__Short exercise__.
Copy out each line of the material below that holds the string "type".

+++ Rows +++

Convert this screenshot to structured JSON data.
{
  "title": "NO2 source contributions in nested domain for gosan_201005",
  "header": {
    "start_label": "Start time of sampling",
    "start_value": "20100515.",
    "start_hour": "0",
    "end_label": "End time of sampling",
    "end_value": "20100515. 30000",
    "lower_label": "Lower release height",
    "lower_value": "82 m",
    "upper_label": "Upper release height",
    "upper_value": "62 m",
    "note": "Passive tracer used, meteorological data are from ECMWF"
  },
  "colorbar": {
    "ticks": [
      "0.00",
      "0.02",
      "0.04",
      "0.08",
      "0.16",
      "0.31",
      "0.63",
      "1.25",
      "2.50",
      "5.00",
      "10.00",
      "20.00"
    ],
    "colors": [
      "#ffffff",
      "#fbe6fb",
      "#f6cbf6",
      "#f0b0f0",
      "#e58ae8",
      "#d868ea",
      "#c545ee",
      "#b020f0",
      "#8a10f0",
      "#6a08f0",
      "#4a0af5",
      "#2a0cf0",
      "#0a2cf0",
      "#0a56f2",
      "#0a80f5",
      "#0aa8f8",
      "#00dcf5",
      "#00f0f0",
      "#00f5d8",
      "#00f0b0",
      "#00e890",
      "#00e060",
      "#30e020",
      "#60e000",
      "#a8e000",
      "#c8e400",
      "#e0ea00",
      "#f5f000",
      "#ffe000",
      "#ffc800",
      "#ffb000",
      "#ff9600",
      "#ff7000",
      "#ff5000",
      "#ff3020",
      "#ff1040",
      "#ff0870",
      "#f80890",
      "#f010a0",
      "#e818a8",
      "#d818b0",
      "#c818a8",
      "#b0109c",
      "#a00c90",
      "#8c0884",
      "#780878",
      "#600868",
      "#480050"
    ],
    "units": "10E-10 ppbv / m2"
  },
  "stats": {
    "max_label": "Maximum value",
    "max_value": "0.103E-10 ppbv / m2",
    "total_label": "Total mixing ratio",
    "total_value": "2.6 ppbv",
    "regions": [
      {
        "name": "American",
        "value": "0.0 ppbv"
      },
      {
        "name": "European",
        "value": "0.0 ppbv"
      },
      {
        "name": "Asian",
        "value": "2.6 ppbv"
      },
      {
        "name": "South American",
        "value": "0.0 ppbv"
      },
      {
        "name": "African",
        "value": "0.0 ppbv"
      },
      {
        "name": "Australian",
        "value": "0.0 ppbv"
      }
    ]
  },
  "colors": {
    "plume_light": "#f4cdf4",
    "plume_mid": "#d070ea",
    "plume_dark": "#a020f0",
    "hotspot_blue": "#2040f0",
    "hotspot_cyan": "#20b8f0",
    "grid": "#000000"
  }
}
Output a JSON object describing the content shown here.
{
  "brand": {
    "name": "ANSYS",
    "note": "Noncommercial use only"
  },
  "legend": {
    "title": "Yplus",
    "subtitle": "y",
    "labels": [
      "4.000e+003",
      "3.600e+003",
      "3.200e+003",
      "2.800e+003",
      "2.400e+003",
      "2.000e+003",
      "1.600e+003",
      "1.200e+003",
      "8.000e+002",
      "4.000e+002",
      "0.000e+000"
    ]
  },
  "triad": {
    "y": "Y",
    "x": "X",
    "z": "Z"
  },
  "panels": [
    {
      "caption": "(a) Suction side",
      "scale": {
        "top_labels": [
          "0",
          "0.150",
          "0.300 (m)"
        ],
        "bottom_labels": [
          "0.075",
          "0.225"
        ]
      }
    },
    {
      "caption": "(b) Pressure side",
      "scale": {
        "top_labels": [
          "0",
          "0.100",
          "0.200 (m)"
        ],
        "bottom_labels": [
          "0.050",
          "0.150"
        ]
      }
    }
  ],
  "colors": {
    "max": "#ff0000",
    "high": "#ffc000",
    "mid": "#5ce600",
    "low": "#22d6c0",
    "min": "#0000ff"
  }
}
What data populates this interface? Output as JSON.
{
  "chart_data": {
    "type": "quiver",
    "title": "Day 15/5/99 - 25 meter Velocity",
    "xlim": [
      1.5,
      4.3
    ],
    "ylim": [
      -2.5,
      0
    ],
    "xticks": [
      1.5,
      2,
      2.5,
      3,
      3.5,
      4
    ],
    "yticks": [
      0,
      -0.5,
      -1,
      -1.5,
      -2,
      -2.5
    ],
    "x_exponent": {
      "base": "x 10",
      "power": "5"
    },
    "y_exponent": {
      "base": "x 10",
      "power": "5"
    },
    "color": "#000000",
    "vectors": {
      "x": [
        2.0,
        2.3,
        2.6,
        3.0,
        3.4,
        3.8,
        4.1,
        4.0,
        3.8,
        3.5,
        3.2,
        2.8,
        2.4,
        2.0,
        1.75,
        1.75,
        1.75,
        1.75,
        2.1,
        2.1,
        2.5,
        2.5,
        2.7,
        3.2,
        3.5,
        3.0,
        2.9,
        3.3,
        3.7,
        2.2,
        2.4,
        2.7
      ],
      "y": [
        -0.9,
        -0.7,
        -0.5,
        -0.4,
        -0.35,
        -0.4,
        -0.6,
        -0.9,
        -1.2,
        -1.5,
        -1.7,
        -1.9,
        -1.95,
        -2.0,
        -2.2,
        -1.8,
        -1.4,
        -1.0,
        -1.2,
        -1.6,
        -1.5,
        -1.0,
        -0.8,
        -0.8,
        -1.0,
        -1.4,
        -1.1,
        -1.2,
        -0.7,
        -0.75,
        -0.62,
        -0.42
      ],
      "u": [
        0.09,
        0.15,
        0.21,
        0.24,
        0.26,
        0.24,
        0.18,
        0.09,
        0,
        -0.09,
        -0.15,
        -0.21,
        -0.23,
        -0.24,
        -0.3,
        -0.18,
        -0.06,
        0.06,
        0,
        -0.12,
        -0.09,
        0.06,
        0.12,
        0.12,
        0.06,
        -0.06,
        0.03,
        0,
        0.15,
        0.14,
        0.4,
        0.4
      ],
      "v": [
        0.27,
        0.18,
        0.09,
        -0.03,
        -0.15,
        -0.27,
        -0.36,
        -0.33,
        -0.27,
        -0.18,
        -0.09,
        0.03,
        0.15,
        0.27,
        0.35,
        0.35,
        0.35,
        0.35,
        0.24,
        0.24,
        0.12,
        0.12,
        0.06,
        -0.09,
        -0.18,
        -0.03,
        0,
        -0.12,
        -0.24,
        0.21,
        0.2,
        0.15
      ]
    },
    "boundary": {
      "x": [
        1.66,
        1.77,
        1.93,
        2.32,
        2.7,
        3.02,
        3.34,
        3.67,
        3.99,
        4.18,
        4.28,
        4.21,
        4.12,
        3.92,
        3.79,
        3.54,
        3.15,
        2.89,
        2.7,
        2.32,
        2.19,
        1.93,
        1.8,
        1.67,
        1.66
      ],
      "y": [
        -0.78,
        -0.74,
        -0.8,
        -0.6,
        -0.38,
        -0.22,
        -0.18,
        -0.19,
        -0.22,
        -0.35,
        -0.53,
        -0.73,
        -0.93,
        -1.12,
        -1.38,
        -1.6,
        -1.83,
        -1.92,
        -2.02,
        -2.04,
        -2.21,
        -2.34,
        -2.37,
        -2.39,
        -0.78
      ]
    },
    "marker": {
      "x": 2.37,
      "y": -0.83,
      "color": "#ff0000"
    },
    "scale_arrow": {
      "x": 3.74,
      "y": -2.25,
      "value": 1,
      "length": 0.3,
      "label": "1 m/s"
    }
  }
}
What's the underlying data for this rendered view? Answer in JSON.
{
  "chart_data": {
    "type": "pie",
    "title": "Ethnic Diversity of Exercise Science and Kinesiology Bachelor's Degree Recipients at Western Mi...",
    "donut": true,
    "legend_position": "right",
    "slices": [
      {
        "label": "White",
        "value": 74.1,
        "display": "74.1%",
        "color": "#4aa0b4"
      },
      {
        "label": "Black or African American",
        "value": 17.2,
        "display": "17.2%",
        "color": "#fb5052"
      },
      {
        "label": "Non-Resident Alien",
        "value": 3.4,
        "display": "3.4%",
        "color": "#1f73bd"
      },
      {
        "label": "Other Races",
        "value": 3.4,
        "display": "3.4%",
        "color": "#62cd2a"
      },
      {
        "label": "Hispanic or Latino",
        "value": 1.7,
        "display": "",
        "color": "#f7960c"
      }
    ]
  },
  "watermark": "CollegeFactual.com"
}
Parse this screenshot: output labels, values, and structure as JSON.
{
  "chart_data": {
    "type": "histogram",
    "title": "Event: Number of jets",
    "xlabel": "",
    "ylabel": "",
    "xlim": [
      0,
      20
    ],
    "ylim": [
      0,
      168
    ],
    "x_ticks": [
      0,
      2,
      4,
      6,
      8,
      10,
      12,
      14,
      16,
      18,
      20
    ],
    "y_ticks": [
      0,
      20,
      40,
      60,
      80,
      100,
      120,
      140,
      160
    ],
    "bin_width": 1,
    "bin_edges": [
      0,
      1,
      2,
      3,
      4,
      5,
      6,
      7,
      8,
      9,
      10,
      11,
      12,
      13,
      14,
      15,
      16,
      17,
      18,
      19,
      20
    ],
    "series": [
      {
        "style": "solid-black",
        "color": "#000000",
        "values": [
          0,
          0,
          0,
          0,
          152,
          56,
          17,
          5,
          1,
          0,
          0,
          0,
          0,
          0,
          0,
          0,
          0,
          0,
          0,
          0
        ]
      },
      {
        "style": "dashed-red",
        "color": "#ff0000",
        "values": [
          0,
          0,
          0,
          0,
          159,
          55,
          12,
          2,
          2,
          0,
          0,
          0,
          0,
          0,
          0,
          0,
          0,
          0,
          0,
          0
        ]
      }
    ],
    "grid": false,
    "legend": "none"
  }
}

+++

__Answer to the task__.
    "type": "quiver",
    "type": "pie",
    "type": "histogram",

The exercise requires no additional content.